(DATA RECORDS):
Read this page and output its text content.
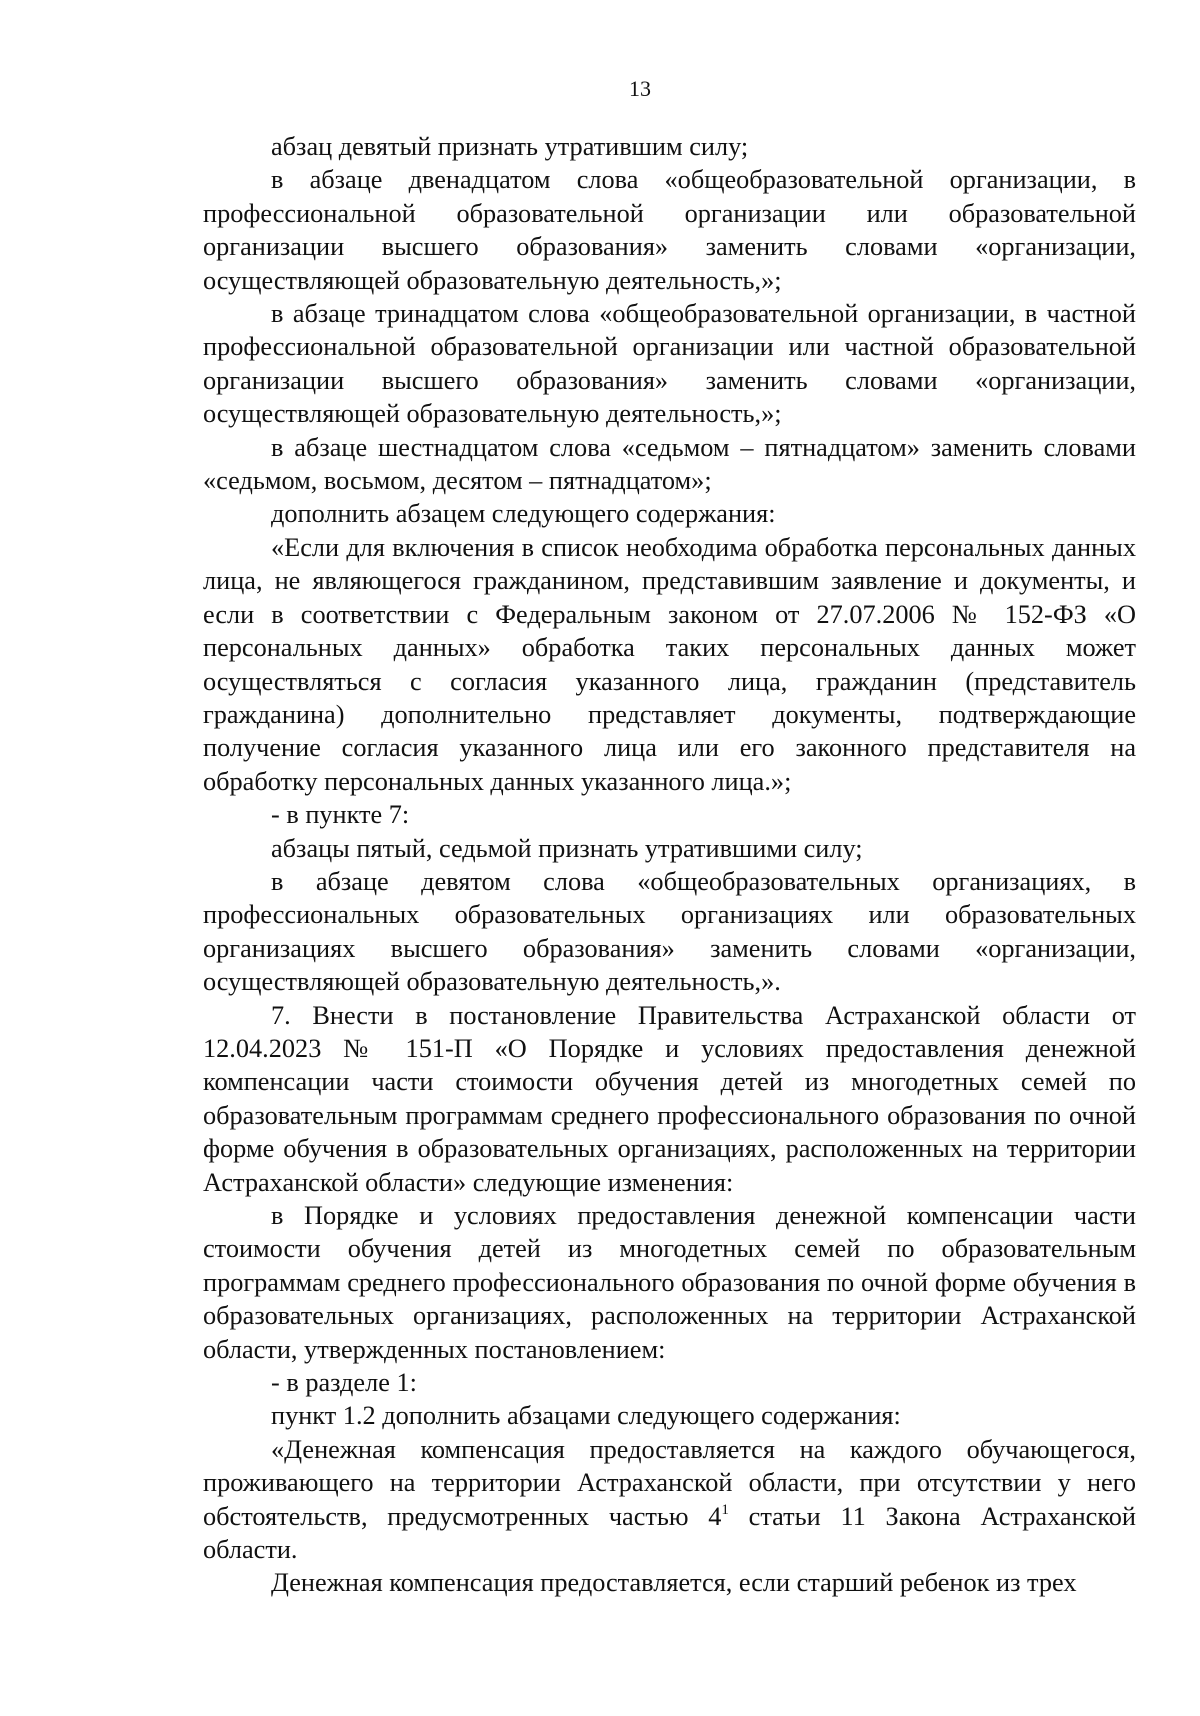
13

абзац девятый признать утратившим силу;

в абзаце двенадцатом слова «общеобразовательной организации, в профессиональной образовательной организации или образовательной организации высшего образования» заменить словами «организации, осуществляющей образовательную деятельность,»;

в абзаце тринадцатом слова «общеобразовательной организации, в частной профессиональной образовательной организации или частной образовательной организации высшего образования» заменить словами «организации, осуществляющей образовательную деятельность,»;

в абзаце шестнадцатом слова «седьмом – пятнадцатом» заменить словами «седьмом, восьмом, десятом – пятнадцатом»;

дополнить абзацем следующего содержания:

«Если для включения в список необходима обработка персональных данных лица, не являющегося гражданином, представившим заявление и документы, и если в соответствии с Федеральным законом от 27.07.2006 № 152-ФЗ «О персональных данных» обработка таких персональных данных может осуществляться с согласия указанного лица, гражданин (представитель гражданина) дополнительно представляет документы, подтверждающие получение согласия указанного лица или его законного представителя на обработку персональных данных указанного лица.»;

- в пункте 7:

абзацы пятый, седьмой признать утратившими силу;

в абзаце девятом слова «общеобразовательных организациях, в профессиональных образовательных организациях или образовательных организациях высшего образования» заменить словами «организации, осуществляющей образовательную деятельность,».

7. Внести в постановление Правительства Астраханской области от 12.04.2023 № 151-П «О Порядке и условиях предоставления денежной компенсации части стоимости обучения детей из многодетных семей по образовательным программам среднего профессионального образования по очной форме обучения в образовательных организациях, расположенных на территории Астраханской области» следующие изменения:

в Порядке и условиях предоставления денежной компенсации части стоимости обучения детей из многодетных семей по образовательным программам среднего профессионального образования по очной форме обучения в образовательных организациях, расположенных на территории Астраханской области, утвержденных постановлением:

- в разделе 1:

пункт 1.2 дополнить абзацами следующего содержания:

«Денежная компенсация предоставляется на каждого обучающегося, проживающего на территории Астраханской области, при отсутствии у него обстоятельств, предусмотренных частью $4^1$ статьи 11 Закона Астраханской области.

Денежная компенсация предоставляется, если старший ребенок из трех
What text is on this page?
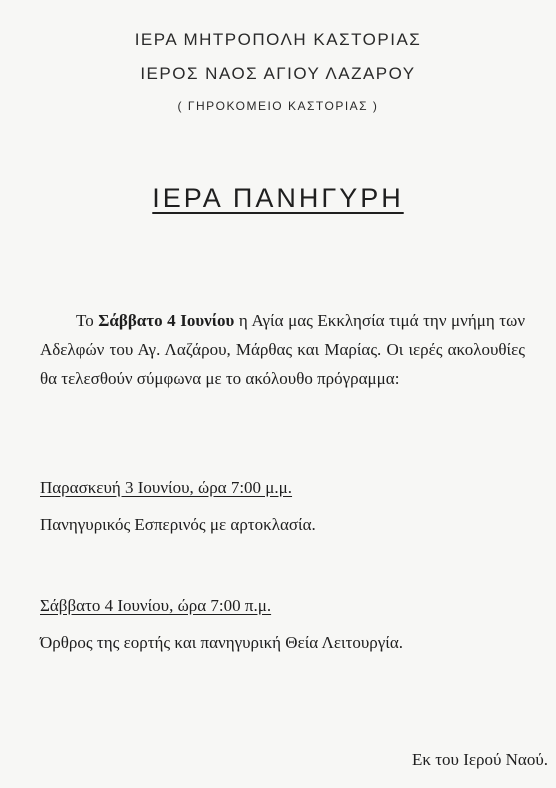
ΙΕΡΑ ΜΗΤΡΟΠΟΛΗ ΚΑΣΤΟΡΙΑΣ
ΙΕΡΟΣ ΝΑΟΣ ΑΓΙΟΥ ΛΑΖΑΡΟΥ
( ΓΗΡΟΚΟΜΕΙΟ ΚΑΣΤΟΡΙΑΣ )
ΙΕΡΑ ΠΑΝΗΓΥΡΗ
Το Σάββατο 4 Ιουνίου η Αγία μας Εκκλησία τιμά την μνήμη των Αδελφών του Αγ. Λαζάρου, Μάρθας και Μαρίας. Οι ιερές ακολουθίες θα τελεσθούν σύμφωνα με το ακόλουθο πρόγραμμα:
Παρασκευή 3 Ιουνίου, ώρα 7:00 μ.μ.
Πανηγυρικός Εσπερινός με αρτοκλασία.
Σάββατο 4 Ιουνίου, ώρα 7:00 π.μ.
Όρθρος της εορτής και πανηγυρική Θεία Λειτουργία.
Εκ του Ιερού Ναού.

(DIRECTIVE): Check each line of the data above for the string "ΚΑΣΤΟΡΙΑΣ" and report only how many lines have it.

(IN RESPONSE): 2